Exercise requirements
Look through the material and copy each line holding "justify".

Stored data

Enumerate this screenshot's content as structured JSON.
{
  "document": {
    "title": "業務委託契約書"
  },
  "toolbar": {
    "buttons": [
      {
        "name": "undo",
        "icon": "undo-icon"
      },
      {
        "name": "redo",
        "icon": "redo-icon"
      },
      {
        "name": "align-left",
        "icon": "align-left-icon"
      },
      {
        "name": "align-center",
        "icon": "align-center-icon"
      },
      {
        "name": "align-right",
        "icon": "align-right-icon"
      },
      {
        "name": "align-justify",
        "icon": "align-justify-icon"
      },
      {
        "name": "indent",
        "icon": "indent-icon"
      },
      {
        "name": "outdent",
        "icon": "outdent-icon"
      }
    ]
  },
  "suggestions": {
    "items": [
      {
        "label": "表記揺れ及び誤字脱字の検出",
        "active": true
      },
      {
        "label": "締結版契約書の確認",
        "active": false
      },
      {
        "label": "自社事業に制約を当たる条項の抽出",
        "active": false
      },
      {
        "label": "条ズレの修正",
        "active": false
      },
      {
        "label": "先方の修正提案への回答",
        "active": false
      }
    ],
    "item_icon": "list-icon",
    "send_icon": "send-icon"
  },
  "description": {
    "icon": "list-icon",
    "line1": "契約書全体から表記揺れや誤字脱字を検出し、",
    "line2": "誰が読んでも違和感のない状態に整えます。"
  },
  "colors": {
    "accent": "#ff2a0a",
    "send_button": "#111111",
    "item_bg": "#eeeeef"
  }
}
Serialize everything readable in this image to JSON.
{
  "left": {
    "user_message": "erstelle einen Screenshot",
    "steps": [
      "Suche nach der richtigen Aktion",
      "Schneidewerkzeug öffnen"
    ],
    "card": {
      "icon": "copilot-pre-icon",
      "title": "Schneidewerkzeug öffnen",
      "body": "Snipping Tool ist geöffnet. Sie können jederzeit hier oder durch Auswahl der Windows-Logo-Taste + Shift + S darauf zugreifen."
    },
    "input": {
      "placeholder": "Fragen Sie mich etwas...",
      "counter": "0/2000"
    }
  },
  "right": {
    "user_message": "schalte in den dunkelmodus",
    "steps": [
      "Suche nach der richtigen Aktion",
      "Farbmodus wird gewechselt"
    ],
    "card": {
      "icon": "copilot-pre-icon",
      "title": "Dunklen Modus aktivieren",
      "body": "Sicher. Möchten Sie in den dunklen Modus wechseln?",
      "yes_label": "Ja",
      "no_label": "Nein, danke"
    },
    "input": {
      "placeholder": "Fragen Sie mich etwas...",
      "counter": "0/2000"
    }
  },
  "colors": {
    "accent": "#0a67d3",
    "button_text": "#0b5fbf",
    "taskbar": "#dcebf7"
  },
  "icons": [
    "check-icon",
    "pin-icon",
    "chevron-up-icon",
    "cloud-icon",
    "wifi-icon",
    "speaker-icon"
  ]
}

Written answer
        "name": "align-justify",
        "icon": "align-justify-icon"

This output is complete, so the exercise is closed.